Material provided:
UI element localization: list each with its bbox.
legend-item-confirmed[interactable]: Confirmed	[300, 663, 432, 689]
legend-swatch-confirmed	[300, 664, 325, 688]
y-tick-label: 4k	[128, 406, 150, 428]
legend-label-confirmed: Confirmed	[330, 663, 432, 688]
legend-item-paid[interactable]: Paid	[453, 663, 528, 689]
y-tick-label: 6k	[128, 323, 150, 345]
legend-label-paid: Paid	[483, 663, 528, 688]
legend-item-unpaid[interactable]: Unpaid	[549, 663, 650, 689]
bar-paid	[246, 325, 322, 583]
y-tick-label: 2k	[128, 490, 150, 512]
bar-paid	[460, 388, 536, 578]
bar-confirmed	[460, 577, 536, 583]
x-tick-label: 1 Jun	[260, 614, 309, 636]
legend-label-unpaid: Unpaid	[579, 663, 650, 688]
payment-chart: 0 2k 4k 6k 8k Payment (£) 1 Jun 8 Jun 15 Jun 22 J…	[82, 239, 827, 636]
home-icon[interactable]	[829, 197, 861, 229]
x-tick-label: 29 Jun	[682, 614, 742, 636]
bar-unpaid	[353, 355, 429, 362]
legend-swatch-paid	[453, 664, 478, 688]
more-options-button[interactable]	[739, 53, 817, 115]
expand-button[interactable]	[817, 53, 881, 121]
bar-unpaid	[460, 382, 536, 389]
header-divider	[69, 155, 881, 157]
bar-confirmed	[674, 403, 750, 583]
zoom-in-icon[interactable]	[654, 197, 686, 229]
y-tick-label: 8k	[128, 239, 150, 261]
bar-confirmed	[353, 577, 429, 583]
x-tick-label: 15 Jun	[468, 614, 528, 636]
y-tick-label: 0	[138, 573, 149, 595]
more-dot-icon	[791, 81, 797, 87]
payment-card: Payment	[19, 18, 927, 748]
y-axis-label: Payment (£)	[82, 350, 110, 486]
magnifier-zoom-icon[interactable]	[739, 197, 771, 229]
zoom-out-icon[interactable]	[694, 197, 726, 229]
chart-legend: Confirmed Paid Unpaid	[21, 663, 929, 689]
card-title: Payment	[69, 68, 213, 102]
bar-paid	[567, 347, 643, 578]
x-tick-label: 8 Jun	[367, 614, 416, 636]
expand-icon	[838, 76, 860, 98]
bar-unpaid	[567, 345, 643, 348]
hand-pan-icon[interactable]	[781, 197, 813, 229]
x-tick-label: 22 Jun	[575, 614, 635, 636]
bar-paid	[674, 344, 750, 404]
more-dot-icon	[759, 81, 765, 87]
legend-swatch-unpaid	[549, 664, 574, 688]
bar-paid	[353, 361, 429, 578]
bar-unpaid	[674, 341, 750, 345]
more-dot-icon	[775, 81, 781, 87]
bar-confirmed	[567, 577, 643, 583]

Your task:
Copy out every line of the records above word for word, with no changes.

Answer in full:
UI element localization: list each with its bbox.
legend-item-confirmed[interactable]: Confirmed	[300, 663, 432, 689]
legend-swatch-confirmed	[300, 664, 325, 688]
y-tick-label: 4k	[128, 406, 150, 428]
legend-label-confirmed: Confirmed	[330, 663, 432, 688]
legend-item-paid[interactable]: Paid	[453, 663, 528, 689]
y-tick-label: 6k	[128, 323, 150, 345]
legend-label-paid: Paid	[483, 663, 528, 688]
legend-item-unpaid[interactable]: Unpaid	[549, 663, 650, 689]
bar-paid	[246, 325, 322, 583]
y-tick-label: 2k	[128, 490, 150, 512]
bar-paid	[460, 388, 536, 578]
bar-confirmed	[460, 577, 536, 583]
x-tick-label: 1 Jun	[260, 614, 309, 636]
legend-label-unpaid: Unpaid	[579, 663, 650, 688]
payment-chart: 0 2k 4k 6k 8k Payment (£) 1 Jun 8 Jun 15 Jun 22 J…	[82, 239, 827, 636]
home-icon[interactable]	[829, 197, 861, 229]
x-tick-label: 29 Jun	[682, 614, 742, 636]
bar-unpaid	[353, 355, 429, 362]
legend-swatch-paid	[453, 664, 478, 688]
more-options-button[interactable]	[739, 53, 817, 115]
expand-button[interactable]	[817, 53, 881, 121]
bar-unpaid	[460, 382, 536, 389]
header-divider	[69, 155, 881, 157]
bar-confirmed	[674, 403, 750, 583]
zoom-in-icon[interactable]	[654, 197, 686, 229]
y-tick-label: 8k	[128, 239, 150, 261]
bar-confirmed	[353, 577, 429, 583]
x-tick-label: 15 Jun	[468, 614, 528, 636]
y-tick-label: 0	[138, 573, 149, 595]
more-dot-icon	[791, 81, 797, 87]
payment-card: Payment	[19, 18, 927, 748]
y-axis-label: Payment (£)	[82, 350, 110, 486]
magnifier-zoom-icon[interactable]	[739, 197, 771, 229]
zoom-out-icon[interactable]	[694, 197, 726, 229]
chart-legend: Confirmed Paid Unpaid	[21, 663, 929, 689]
card-title: Payment	[69, 68, 213, 102]
bar-paid	[567, 347, 643, 578]
x-tick-label: 8 Jun	[367, 614, 416, 636]
expand-icon	[838, 76, 860, 98]
bar-unpaid	[567, 345, 643, 348]
hand-pan-icon[interactable]	[781, 197, 813, 229]
x-tick-label: 22 Jun	[575, 614, 635, 636]
bar-paid	[674, 344, 750, 404]
more-dot-icon	[759, 81, 765, 87]
legend-swatch-unpaid	[549, 664, 574, 688]
bar-paid	[353, 361, 429, 578]
bar-unpaid	[674, 341, 750, 345]
more-dot-icon	[775, 81, 781, 87]
bar-confirmed	[567, 577, 643, 583]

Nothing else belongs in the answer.